REQUIRED WORK
Gather every line of the entries that includes the word "this".

---

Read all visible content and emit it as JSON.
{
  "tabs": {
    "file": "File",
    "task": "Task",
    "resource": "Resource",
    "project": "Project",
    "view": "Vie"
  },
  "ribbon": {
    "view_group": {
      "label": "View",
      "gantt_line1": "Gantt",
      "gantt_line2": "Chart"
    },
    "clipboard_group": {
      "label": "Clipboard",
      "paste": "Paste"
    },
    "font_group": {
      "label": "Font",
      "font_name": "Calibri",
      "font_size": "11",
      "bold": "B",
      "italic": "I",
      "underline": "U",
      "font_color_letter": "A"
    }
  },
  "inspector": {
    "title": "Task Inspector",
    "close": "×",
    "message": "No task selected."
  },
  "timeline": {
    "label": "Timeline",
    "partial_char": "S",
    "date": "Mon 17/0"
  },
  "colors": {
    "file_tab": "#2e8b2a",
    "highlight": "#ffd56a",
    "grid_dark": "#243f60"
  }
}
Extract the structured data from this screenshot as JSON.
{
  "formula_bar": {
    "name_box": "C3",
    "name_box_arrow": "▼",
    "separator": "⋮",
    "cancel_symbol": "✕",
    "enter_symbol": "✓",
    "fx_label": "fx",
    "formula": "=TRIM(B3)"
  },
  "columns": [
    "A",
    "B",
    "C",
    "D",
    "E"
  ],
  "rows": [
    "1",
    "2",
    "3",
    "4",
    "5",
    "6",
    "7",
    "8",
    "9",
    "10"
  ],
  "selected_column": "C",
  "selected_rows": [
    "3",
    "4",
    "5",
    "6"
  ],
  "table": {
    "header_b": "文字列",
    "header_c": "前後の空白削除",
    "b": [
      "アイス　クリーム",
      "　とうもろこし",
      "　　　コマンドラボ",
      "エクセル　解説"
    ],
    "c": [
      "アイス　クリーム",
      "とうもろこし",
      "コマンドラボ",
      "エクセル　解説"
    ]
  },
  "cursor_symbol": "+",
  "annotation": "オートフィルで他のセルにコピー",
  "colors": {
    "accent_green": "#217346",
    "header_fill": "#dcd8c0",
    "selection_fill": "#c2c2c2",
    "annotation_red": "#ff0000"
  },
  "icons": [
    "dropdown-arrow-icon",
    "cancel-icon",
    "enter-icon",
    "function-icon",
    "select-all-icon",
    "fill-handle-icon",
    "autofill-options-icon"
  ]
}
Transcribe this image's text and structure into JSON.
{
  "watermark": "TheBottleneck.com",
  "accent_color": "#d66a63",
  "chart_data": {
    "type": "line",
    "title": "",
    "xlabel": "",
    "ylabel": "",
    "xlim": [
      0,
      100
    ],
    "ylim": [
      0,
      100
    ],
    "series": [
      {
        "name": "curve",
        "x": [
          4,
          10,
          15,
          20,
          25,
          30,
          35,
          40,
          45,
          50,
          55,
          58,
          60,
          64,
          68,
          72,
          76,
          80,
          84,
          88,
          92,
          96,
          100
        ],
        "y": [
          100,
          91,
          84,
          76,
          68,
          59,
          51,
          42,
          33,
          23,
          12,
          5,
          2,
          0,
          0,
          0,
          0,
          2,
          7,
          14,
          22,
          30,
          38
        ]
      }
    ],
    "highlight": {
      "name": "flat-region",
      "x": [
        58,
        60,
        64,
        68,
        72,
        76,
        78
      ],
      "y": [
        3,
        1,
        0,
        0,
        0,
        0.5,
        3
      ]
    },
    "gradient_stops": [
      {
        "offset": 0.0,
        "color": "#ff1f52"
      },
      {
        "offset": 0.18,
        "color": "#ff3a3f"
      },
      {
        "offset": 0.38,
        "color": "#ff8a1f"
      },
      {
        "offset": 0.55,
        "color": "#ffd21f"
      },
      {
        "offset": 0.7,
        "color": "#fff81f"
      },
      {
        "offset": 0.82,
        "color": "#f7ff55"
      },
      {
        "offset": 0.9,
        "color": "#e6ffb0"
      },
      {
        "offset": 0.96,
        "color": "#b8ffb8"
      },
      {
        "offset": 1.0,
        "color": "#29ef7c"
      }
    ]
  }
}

---

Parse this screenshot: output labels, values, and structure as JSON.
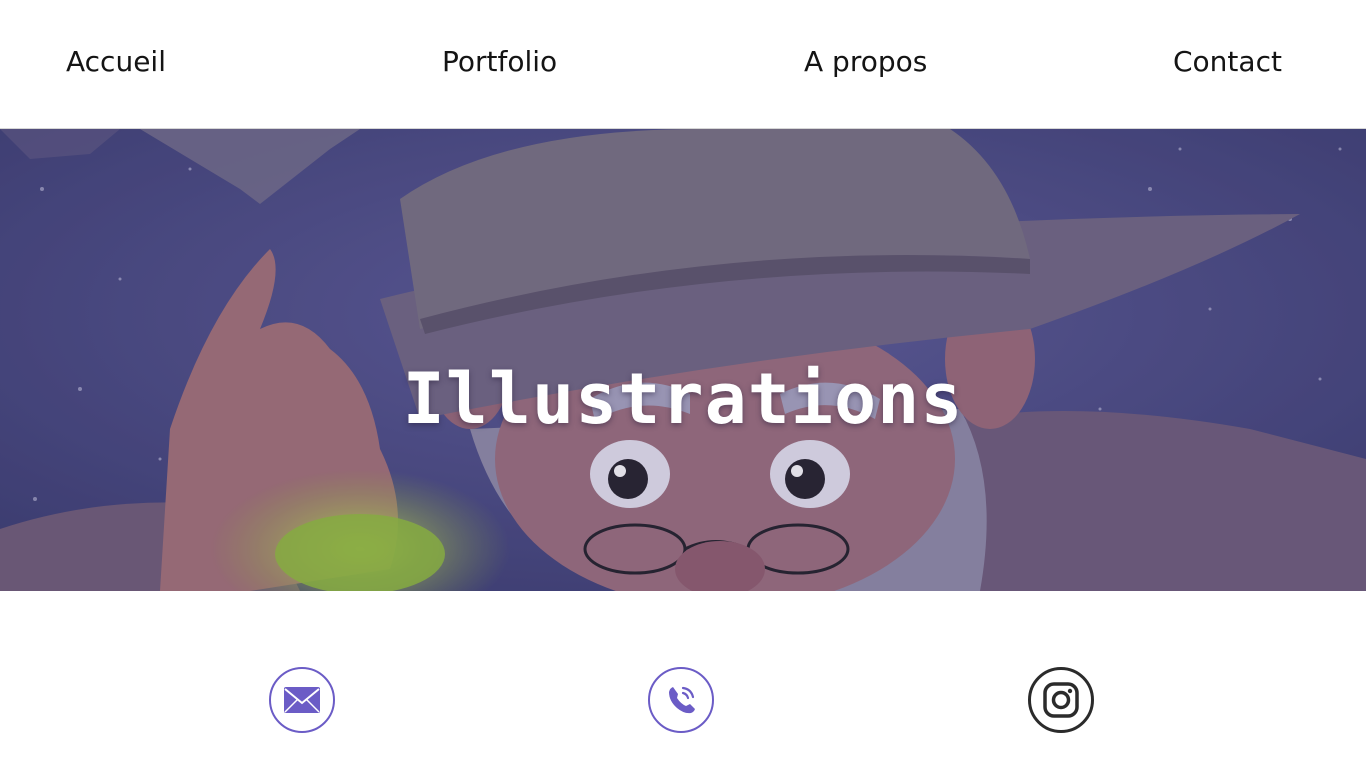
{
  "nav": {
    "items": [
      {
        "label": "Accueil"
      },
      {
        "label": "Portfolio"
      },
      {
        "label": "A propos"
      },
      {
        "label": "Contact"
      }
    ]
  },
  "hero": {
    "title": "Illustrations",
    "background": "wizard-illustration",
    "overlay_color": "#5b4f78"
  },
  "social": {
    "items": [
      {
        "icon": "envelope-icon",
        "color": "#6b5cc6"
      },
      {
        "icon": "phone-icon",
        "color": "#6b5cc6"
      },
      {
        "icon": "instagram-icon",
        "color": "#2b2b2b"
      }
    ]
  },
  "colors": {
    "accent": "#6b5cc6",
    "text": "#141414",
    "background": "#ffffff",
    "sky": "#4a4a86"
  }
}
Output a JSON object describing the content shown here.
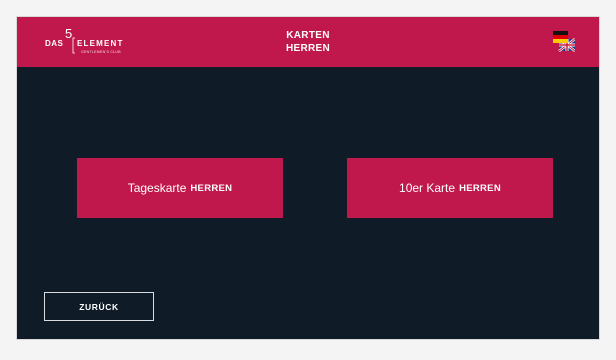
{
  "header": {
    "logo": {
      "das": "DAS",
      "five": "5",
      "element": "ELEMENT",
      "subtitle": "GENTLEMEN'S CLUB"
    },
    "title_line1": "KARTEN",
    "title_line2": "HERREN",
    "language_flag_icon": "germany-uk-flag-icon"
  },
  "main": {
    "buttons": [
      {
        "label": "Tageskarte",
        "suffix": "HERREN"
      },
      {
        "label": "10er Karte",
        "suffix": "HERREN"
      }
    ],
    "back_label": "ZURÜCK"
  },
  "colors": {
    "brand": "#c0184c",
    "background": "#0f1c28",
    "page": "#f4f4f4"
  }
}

---

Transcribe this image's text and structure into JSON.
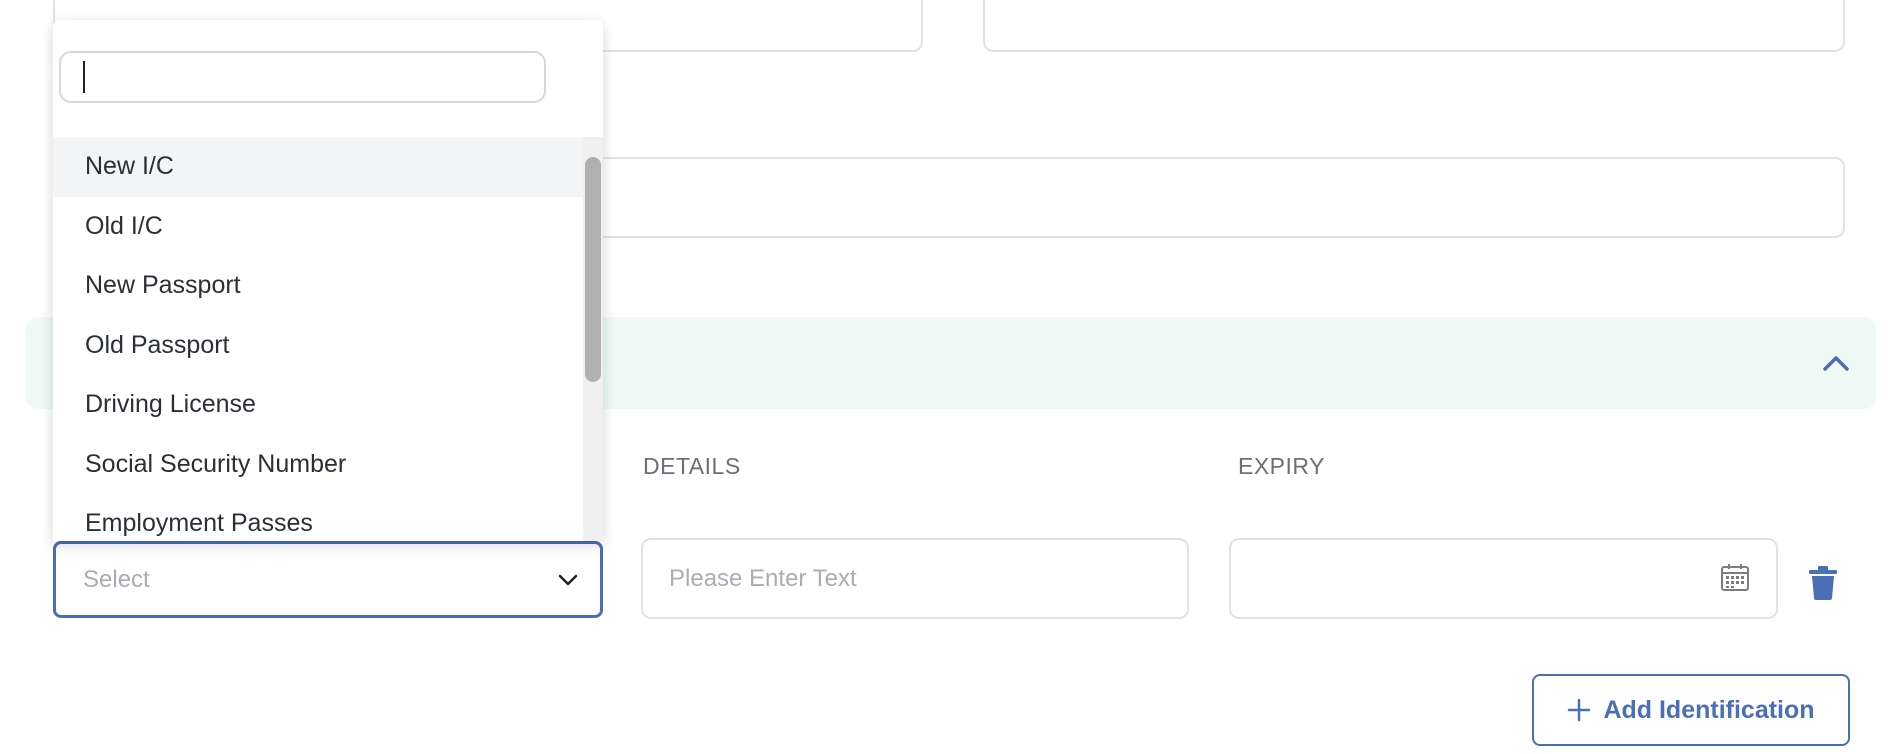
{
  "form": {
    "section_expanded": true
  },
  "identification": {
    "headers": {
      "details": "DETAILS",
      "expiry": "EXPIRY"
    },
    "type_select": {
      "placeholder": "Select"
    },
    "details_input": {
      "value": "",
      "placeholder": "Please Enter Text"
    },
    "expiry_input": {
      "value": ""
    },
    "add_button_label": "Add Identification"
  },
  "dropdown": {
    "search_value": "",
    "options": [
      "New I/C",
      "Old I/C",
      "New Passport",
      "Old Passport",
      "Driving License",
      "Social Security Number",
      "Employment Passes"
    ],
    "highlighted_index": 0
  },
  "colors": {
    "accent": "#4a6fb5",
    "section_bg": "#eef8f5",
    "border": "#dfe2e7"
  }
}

---

ANSWER
Extract the structured data from this screenshot as JSON.
Transcribe this image's text and structure into JSON.
Parse this screenshot: output labels, values, and structure as JSON.
Transcribe this image's text and structure into JSON.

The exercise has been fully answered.